• What this task involves:
Where a line in the listing contains the string "birthday", copy that line out.

• Provided information:
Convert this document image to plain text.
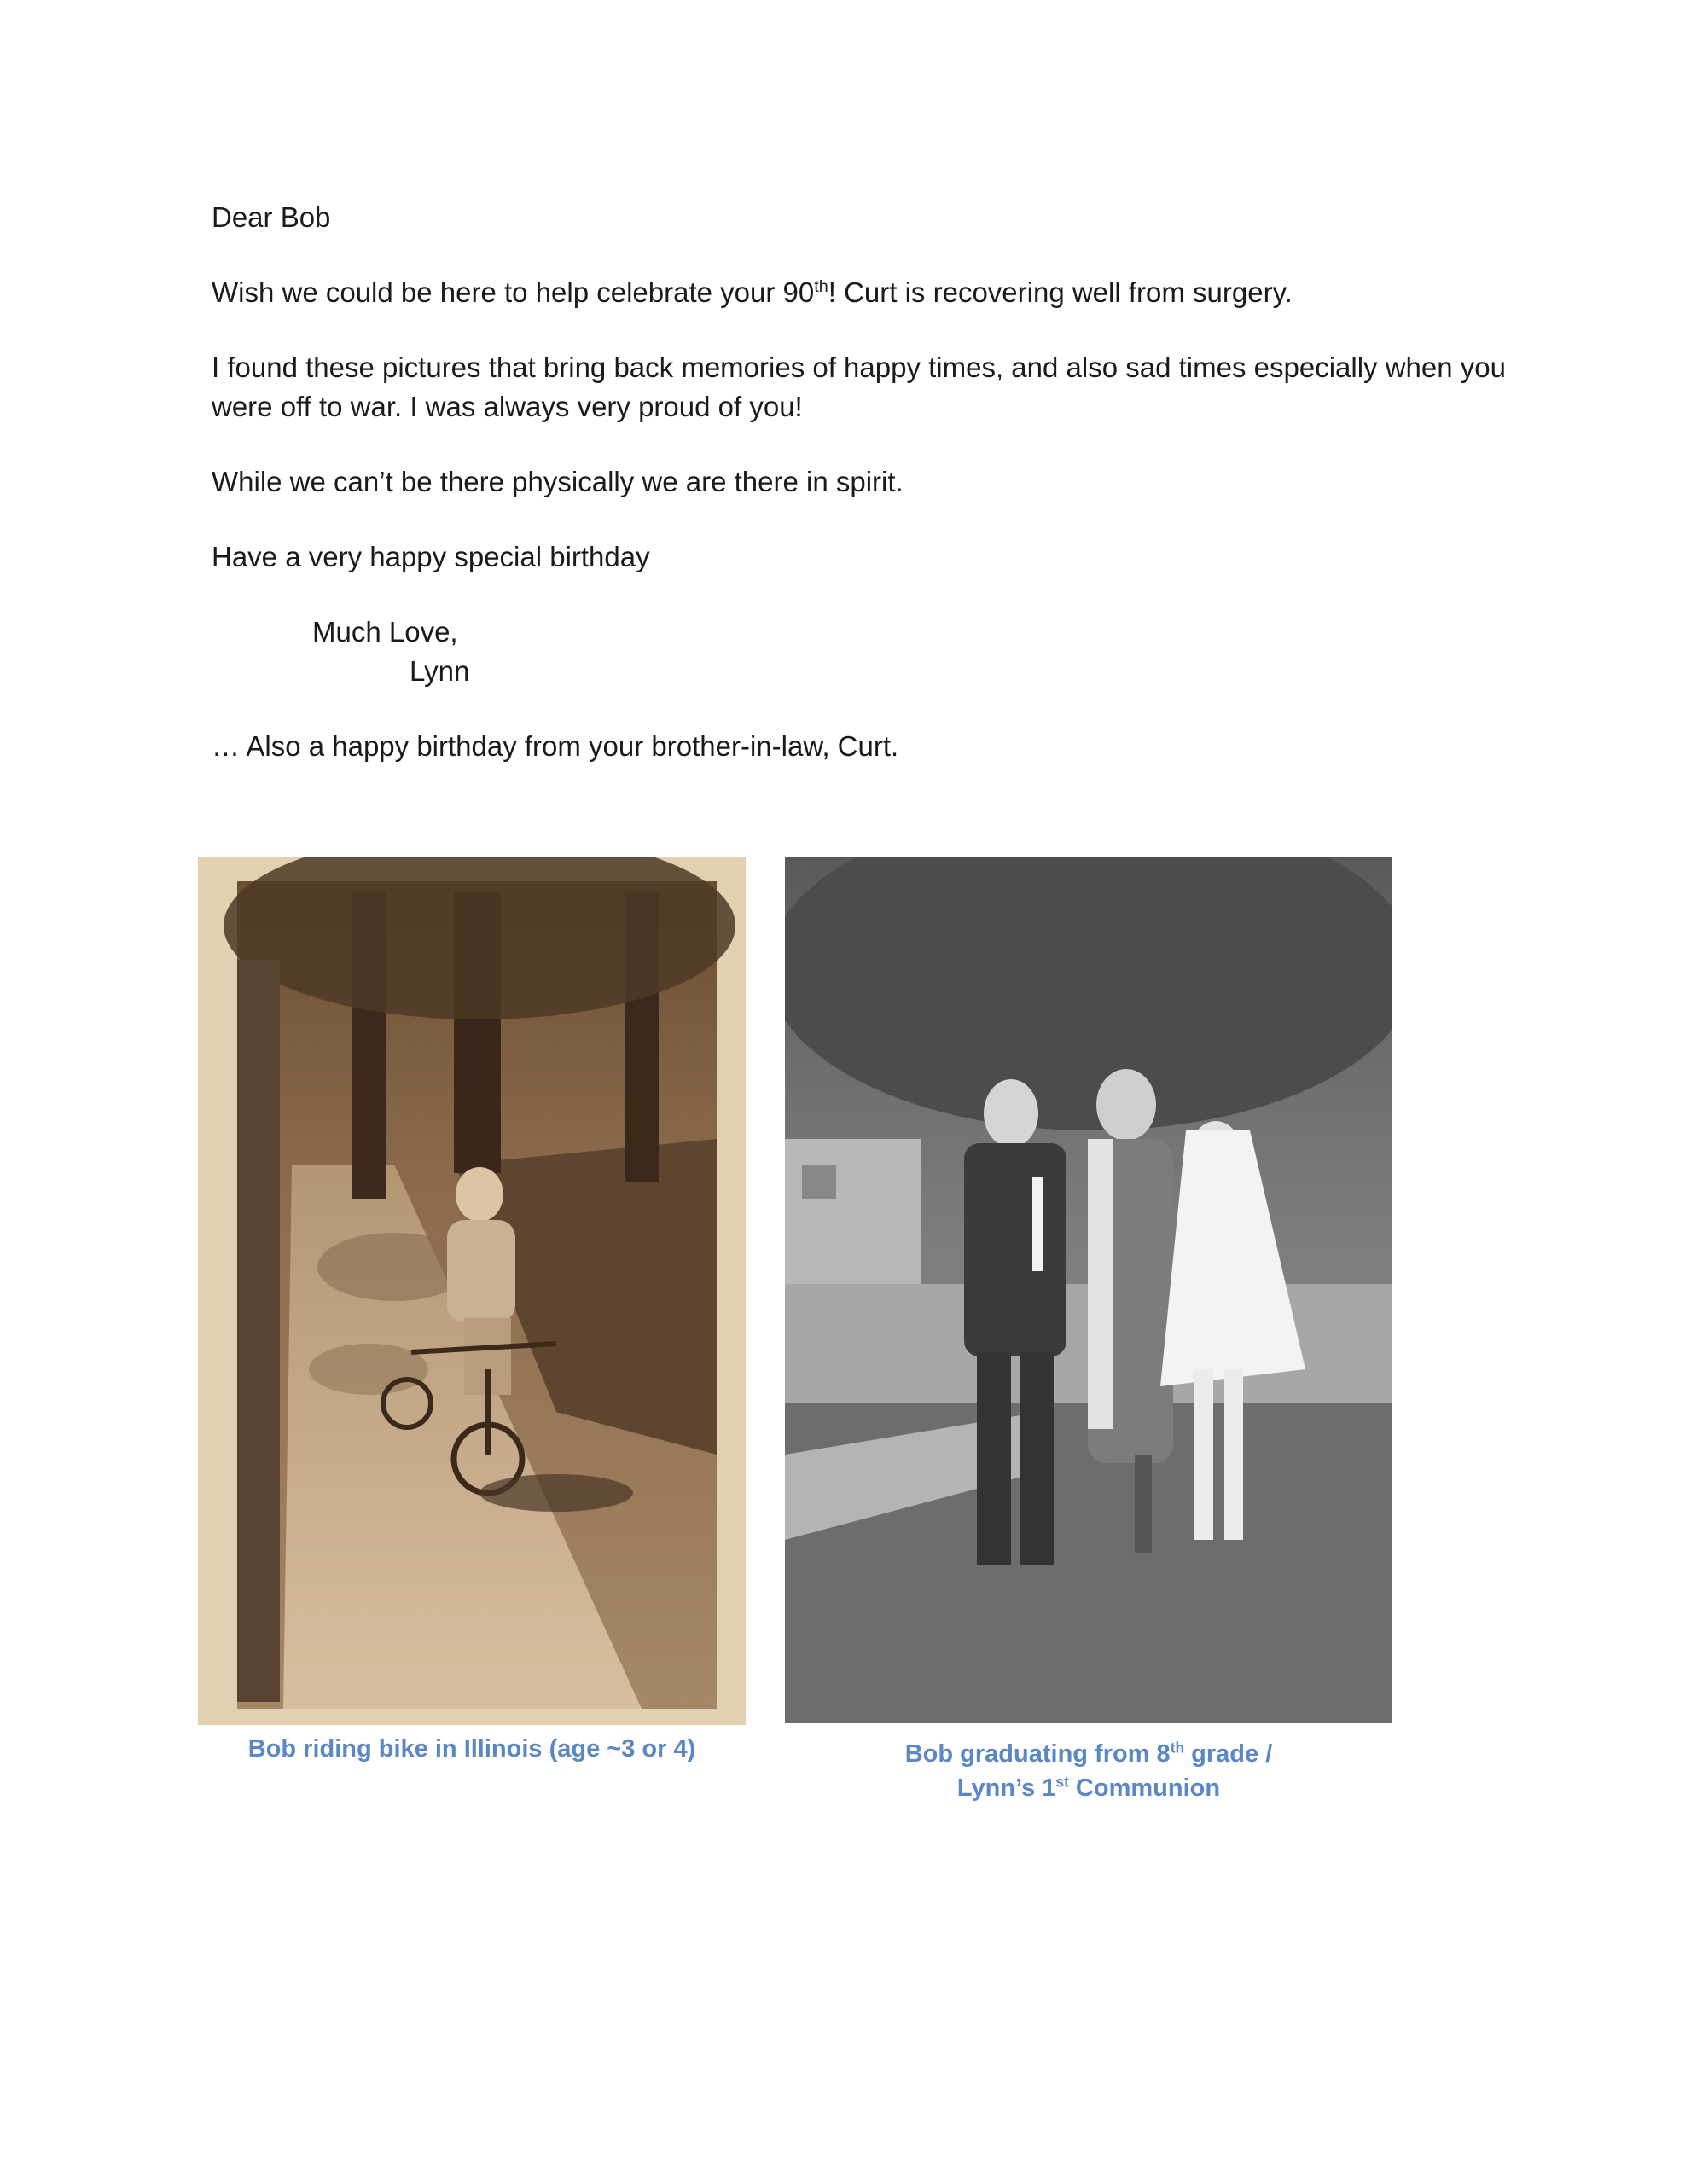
Dear Bob

Wish we could be here to help celebrate your 90th! Curt is recovering well from surgery.

I found these pictures that bring back memories of happy times, and also sad times especially when you were off to war. I was always very proud of you!

While we can’t be there physically we are there in spirit.

Have a very happy special birthday

Much Love,

Lynn

… Also a happy birthday from your brother-in-law, Curt.

Bob riding bike in Illinois (age ~3 or 4)	Bob graduating from 8th grade /
Lynn’s 1st Communion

• Exercise solution:
Have a very happy special birthday
… Also a happy birthday from your brother-in-law, Curt.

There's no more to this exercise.